**Written instruction**. Retype the listing that follows, word for word.

Recorded data

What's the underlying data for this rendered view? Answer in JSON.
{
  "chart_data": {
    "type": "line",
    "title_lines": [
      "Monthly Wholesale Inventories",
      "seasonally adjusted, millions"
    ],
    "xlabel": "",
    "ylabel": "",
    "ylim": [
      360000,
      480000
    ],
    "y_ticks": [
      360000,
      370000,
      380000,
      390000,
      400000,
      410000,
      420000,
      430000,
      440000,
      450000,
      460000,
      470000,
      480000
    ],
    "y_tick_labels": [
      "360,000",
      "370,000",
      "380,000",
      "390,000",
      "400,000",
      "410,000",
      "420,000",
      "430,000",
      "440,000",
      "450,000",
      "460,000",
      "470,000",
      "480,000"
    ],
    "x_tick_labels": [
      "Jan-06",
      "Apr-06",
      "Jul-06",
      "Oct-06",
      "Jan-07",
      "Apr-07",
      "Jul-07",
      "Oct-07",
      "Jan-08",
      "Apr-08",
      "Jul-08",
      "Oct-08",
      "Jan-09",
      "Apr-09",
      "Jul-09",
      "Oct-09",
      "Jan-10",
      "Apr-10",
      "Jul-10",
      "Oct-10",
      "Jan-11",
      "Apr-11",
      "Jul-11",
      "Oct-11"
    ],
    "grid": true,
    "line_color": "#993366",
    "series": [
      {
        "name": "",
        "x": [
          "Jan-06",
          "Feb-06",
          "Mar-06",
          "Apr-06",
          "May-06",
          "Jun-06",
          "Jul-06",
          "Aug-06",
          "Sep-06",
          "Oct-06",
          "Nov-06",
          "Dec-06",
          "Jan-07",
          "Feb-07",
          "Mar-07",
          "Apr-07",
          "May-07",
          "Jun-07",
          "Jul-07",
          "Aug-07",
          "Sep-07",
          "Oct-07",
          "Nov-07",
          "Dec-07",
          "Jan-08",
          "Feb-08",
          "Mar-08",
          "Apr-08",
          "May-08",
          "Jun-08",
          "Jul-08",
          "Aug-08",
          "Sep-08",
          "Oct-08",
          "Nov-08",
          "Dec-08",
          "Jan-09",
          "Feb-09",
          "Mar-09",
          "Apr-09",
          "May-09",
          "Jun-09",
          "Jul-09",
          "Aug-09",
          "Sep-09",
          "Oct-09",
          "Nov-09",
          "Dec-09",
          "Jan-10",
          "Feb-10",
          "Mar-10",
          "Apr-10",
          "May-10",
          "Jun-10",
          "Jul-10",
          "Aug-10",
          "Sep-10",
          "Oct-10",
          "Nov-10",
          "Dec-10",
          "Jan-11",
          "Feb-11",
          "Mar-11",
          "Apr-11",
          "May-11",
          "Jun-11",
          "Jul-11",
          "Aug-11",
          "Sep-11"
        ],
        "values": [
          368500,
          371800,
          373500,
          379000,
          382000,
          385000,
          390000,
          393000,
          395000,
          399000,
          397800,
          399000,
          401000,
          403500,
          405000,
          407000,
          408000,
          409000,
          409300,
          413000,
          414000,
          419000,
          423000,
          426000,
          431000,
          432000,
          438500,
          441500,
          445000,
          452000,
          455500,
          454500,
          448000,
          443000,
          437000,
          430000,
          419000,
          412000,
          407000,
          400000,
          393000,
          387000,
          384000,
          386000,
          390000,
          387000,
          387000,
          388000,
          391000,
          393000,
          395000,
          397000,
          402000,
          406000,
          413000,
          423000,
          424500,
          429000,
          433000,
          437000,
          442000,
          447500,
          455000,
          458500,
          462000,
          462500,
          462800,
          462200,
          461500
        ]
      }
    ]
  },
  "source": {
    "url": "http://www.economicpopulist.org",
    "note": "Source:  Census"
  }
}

**Answer to the problem**.
What's the underlying data for this rendered view? Answer in JSON.
{
  "chart_data": {
    "type": "line",
    "title_lines": [
      "Monthly Wholesale Inventories",
      "seasonally adjusted, millions"
    ],
    "xlabel": "",
    "ylabel": "",
    "ylim": [
      360000,
      480000
    ],
    "y_ticks": [
      360000,
      370000,
      380000,
      390000,
      400000,
      410000,
      420000,
      430000,
      440000,
      450000,
      460000,
      470000,
      480000
    ],
    "y_tick_labels": [
      "360,000",
      "370,000",
      "380,000",
      "390,000",
      "400,000",
      "410,000",
      "420,000",
      "430,000",
      "440,000",
      "450,000",
      "460,000",
      "470,000",
      "480,000"
    ],
    "x_tick_labels": [
      "Jan-06",
      "Apr-06",
      "Jul-06",
      "Oct-06",
      "Jan-07",
      "Apr-07",
      "Jul-07",
      "Oct-07",
      "Jan-08",
      "Apr-08",
      "Jul-08",
      "Oct-08",
      "Jan-09",
      "Apr-09",
      "Jul-09",
      "Oct-09",
      "Jan-10",
      "Apr-10",
      "Jul-10",
      "Oct-10",
      "Jan-11",
      "Apr-11",
      "Jul-11",
      "Oct-11"
    ],
    "grid": true,
    "line_color": "#993366",
    "series": [
      {
        "name": "",
        "x": [
          "Jan-06",
          "Feb-06",
          "Mar-06",
          "Apr-06",
          "May-06",
          "Jun-06",
          "Jul-06",
          "Aug-06",
          "Sep-06",
          "Oct-06",
          "Nov-06",
          "Dec-06",
          "Jan-07",
          "Feb-07",
          "Mar-07",
          "Apr-07",
          "May-07",
          "Jun-07",
          "Jul-07",
          "Aug-07",
          "Sep-07",
          "Oct-07",
          "Nov-07",
          "Dec-07",
          "Jan-08",
          "Feb-08",
          "Mar-08",
          "Apr-08",
          "May-08",
          "Jun-08",
          "Jul-08",
          "Aug-08",
          "Sep-08",
          "Oct-08",
          "Nov-08",
          "Dec-08",
          "Jan-09",
          "Feb-09",
          "Mar-09",
          "Apr-09",
          "May-09",
          "Jun-09",
          "Jul-09",
          "Aug-09",
          "Sep-09",
          "Oct-09",
          "Nov-09",
          "Dec-09",
          "Jan-10",
          "Feb-10",
          "Mar-10",
          "Apr-10",
          "May-10",
          "Jun-10",
          "Jul-10",
          "Aug-10",
          "Sep-10",
          "Oct-10",
          "Nov-10",
          "Dec-10",
          "Jan-11",
          "Feb-11",
          "Mar-11",
          "Apr-11",
          "May-11",
          "Jun-11",
          "Jul-11",
          "Aug-11",
          "Sep-11"
        ],
        "values": [
          368500,
          371800,
          373500,
          379000,
          382000,
          385000,
          390000,
          393000,
          395000,
          399000,
          397800,
          399000,
          401000,
          403500,
          405000,
          407000,
          408000,
          409000,
          409300,
          413000,
          414000,
          419000,
          423000,
          426000,
          431000,
          432000,
          438500,
          441500,
          445000,
          452000,
          455500,
          454500,
          448000,
          443000,
          437000,
          430000,
          419000,
          412000,
          407000,
          400000,
          393000,
          387000,
          384000,
          386000,
          390000,
          387000,
          387000,
          388000,
          391000,
          393000,
          395000,
          397000,
          402000,
          406000,
          413000,
          423000,
          424500,
          429000,
          433000,
          437000,
          442000,
          447500,
          455000,
          458500,
          462000,
          462500,
          462800,
          462200,
          461500
        ]
      }
    ]
  },
  "source": {
    "url": "http://www.economicpopulist.org",
    "note": "Source:  Census"
  }
}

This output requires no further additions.